**What you will do**
Copy out each line containing "工作态度和服务技能" from the entries below.

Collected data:
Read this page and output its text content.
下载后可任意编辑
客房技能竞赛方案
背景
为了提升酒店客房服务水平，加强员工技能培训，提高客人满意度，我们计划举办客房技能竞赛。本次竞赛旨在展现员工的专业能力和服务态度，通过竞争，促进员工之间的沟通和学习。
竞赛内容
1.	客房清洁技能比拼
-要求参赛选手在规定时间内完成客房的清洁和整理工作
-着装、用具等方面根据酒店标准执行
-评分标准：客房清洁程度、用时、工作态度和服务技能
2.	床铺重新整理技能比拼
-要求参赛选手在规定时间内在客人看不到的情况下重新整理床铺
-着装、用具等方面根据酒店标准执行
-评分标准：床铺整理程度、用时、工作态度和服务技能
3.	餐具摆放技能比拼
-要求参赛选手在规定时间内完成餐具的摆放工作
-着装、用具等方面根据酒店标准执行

--

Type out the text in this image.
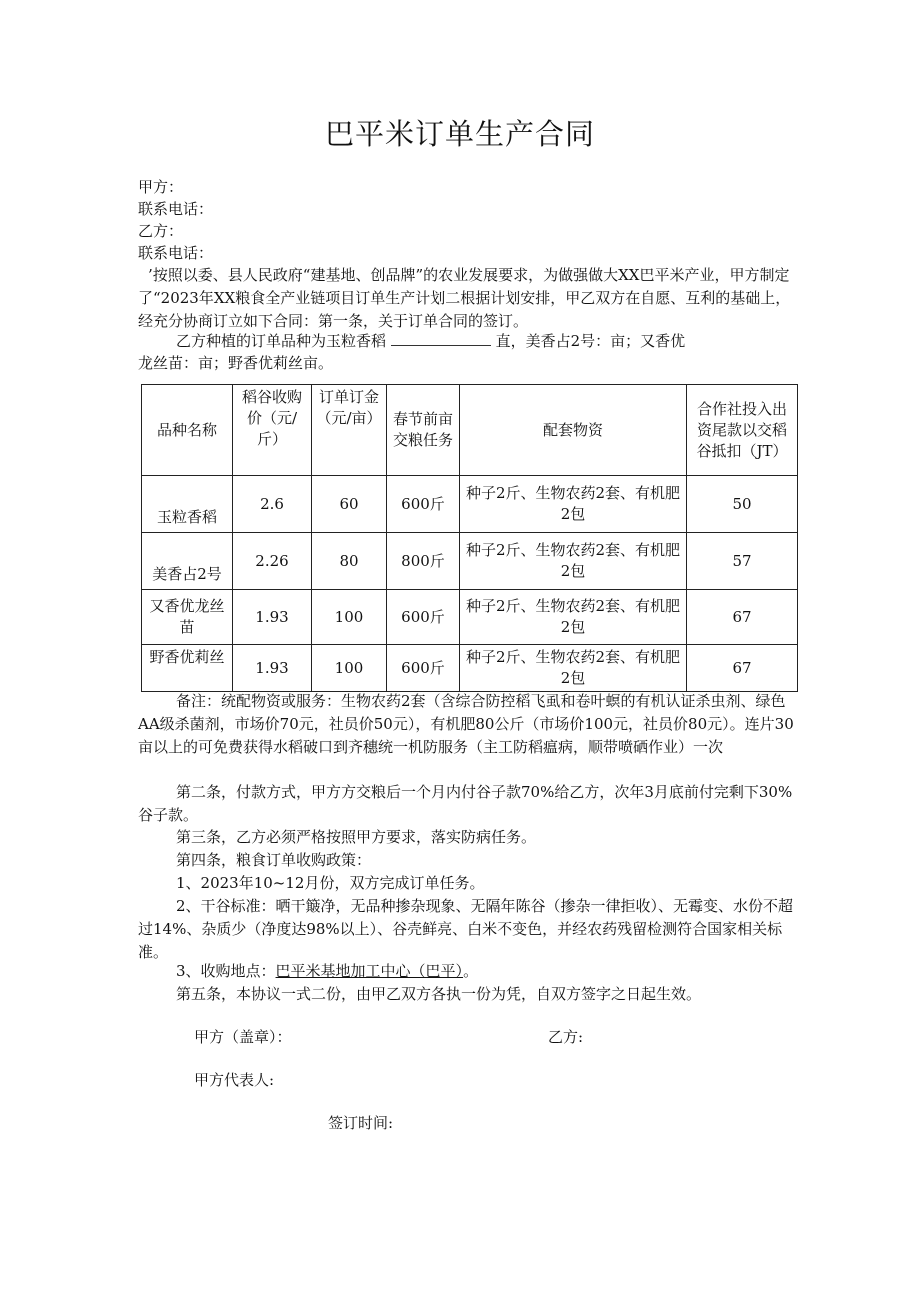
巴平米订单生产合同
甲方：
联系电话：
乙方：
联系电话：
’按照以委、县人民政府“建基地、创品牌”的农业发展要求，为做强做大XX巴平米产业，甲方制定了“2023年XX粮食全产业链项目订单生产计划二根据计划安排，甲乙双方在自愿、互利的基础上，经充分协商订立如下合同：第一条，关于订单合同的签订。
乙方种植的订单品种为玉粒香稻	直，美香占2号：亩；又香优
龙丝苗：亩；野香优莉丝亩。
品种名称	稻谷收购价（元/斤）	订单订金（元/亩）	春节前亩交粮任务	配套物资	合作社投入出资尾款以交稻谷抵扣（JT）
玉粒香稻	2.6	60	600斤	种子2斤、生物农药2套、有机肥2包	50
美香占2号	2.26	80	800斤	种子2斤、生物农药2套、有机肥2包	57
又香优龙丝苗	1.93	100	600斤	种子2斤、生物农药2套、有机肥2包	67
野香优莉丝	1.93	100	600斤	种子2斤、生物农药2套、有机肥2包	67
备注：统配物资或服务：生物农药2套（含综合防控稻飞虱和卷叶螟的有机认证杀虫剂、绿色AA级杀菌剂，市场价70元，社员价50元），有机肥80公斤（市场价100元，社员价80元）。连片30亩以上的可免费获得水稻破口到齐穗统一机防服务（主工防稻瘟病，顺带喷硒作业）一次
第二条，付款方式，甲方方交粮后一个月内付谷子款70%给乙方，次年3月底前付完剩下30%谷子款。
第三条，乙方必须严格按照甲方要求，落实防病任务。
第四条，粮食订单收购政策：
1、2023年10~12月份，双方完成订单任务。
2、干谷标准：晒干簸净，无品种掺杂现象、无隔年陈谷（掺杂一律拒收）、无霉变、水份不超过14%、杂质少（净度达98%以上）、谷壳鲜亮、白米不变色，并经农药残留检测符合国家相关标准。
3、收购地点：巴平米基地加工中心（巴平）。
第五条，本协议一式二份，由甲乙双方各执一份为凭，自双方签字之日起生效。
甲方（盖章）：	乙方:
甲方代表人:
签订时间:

---

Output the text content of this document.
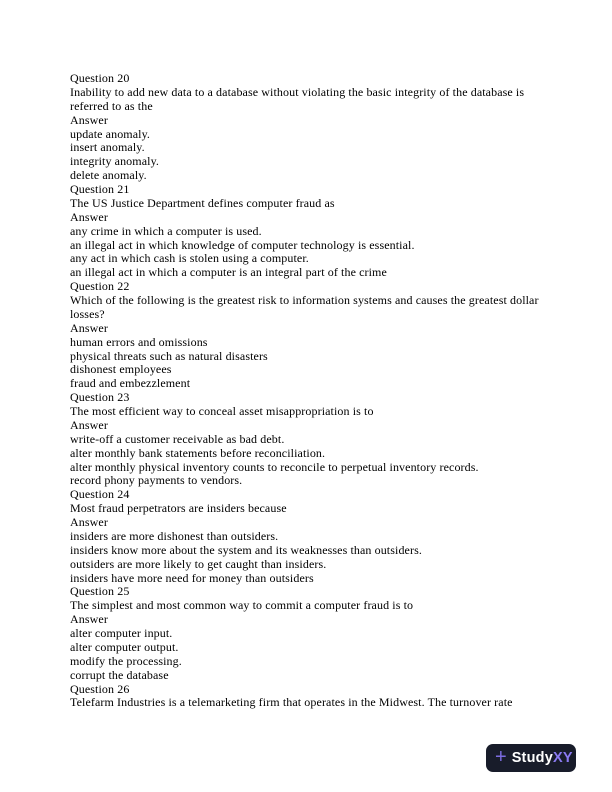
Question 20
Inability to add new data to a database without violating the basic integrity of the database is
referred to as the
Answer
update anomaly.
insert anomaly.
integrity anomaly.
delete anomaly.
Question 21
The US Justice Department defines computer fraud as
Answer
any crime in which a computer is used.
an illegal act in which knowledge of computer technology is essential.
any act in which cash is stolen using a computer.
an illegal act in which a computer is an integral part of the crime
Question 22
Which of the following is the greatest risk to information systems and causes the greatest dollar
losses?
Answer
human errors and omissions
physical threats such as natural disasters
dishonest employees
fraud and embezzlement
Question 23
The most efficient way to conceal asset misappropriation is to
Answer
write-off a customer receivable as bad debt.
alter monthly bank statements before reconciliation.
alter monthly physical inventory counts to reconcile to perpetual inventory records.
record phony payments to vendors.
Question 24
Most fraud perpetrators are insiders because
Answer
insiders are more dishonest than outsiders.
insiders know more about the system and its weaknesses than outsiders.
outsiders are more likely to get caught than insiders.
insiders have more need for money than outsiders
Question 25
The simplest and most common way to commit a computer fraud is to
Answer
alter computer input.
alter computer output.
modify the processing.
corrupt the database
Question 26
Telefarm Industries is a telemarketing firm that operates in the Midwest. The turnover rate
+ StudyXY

**Response to this exercise**
-评分标准：客房清洁程度、用时、工作态度和服务技能
-评分标准：床铺整理程度、用时、工作态度和服务技能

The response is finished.